» Work to be completed
Read the lines that follow and pick out every one containing the word "Frist".

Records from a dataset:
= = = = = = =

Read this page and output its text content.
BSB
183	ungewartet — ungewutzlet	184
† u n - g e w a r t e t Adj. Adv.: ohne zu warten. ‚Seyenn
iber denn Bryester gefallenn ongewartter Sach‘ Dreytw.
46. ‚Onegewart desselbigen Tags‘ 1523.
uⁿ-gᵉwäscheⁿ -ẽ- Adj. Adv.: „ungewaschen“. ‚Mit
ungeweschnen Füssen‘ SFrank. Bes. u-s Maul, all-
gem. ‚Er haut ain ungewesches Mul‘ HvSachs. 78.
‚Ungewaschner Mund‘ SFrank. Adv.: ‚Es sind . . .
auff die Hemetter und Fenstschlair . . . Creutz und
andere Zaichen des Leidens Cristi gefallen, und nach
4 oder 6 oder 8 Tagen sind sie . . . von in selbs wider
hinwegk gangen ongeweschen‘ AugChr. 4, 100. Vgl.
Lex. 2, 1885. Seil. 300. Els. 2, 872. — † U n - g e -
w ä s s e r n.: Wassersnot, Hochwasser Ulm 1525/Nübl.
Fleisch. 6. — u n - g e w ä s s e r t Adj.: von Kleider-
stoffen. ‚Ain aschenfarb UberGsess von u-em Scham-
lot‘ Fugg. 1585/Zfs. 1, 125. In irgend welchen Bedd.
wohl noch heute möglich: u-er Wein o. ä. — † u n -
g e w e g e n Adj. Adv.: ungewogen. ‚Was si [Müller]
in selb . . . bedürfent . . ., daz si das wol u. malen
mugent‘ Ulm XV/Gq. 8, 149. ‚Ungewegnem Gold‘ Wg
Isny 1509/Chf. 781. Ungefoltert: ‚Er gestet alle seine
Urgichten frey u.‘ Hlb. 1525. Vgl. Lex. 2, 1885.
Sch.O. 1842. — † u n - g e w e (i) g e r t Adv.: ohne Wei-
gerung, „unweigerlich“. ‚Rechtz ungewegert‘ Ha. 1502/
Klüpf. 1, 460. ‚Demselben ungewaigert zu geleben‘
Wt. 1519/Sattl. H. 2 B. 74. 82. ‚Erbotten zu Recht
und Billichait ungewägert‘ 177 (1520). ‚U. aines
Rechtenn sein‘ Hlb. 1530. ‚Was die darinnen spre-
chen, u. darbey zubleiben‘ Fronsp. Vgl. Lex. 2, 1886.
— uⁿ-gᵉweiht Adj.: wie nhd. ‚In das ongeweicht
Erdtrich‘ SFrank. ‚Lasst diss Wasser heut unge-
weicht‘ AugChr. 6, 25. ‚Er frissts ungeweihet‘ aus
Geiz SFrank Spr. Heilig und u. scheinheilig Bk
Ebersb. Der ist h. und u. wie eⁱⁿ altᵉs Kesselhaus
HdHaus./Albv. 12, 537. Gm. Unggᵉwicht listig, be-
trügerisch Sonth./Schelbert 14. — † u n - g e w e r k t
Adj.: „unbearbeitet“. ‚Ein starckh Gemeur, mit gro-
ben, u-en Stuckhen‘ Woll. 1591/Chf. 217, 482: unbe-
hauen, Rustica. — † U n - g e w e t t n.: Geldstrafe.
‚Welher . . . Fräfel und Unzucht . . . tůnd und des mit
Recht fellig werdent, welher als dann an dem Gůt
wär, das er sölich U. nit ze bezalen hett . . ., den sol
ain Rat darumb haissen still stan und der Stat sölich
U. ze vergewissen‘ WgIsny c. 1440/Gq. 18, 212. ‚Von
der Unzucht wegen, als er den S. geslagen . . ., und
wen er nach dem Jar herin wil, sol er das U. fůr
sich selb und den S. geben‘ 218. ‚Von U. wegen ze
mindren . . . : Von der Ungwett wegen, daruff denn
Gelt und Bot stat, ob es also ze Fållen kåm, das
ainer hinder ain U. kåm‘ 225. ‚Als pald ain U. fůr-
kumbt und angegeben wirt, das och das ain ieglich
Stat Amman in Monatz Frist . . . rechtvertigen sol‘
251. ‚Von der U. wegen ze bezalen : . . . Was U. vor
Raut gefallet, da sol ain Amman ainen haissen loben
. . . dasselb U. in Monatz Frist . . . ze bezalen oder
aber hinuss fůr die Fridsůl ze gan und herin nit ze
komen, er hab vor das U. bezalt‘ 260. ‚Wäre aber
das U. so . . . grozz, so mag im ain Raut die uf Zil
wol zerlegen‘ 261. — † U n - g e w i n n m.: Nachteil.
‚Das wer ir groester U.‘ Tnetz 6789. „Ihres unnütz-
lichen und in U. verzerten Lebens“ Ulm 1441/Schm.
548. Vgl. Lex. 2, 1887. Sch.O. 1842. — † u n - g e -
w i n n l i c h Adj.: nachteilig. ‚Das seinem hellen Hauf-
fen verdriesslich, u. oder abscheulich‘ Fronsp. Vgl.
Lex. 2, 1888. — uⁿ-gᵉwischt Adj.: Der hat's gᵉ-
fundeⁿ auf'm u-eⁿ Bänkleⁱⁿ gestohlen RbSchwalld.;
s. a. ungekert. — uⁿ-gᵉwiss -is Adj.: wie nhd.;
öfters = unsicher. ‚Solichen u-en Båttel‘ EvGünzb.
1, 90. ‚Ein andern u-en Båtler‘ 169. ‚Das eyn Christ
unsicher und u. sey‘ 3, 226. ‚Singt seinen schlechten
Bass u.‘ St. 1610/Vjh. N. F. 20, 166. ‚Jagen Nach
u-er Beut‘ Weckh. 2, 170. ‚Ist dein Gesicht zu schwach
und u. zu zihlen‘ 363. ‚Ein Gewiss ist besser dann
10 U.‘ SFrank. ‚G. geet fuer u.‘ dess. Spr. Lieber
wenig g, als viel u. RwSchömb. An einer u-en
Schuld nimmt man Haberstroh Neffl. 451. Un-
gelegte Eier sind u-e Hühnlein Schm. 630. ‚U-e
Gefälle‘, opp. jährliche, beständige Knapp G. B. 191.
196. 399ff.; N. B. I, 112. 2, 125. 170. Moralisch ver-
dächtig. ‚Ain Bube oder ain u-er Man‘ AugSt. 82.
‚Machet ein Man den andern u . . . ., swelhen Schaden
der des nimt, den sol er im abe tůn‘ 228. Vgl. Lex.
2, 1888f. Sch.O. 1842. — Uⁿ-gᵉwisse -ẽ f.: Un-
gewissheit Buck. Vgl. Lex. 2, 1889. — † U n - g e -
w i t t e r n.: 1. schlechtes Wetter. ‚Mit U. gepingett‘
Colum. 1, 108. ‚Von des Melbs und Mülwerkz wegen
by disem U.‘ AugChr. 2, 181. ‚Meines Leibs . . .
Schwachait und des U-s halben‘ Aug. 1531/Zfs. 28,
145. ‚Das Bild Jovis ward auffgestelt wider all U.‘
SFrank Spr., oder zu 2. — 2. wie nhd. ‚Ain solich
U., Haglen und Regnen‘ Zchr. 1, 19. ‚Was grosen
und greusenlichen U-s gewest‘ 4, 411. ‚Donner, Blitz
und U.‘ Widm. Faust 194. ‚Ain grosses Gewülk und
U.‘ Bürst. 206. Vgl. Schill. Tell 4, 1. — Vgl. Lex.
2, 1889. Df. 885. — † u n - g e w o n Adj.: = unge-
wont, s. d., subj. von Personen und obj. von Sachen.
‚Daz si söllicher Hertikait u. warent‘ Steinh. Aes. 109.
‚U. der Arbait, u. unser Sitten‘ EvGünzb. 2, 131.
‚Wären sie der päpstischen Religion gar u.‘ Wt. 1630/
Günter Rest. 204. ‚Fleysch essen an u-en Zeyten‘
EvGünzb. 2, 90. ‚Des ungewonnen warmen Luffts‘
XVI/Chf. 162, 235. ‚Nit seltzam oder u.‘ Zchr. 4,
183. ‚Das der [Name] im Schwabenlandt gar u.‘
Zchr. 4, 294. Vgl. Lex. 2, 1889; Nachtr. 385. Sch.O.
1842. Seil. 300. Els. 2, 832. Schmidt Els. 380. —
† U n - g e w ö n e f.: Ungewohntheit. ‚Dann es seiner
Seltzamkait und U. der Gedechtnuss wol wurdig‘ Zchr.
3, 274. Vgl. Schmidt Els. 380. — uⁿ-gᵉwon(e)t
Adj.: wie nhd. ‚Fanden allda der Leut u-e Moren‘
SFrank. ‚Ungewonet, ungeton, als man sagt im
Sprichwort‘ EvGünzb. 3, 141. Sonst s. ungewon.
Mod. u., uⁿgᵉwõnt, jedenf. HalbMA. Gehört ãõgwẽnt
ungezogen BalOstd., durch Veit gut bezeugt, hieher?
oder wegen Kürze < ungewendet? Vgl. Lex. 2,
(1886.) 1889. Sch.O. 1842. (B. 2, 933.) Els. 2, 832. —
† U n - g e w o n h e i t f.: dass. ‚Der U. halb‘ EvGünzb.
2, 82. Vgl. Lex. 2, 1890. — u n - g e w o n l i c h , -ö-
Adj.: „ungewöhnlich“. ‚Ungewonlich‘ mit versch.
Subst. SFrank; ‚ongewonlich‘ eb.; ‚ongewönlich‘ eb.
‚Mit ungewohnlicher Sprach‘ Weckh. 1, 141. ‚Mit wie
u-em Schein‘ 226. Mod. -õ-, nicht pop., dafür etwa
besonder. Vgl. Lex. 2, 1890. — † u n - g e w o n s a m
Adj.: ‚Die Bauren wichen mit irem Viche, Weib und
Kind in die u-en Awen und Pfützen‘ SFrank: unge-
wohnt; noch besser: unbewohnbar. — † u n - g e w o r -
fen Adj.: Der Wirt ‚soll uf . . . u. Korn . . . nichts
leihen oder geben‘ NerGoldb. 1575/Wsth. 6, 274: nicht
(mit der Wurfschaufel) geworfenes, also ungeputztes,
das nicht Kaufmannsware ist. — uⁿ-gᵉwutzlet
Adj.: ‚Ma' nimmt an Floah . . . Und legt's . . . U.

= = = = = = =

» Completed task
Stat Amman in Monatz Frist . . . rechtvertigen sol‘
. . . dasselb U. in Monatz Frist . . . ze bezalen oder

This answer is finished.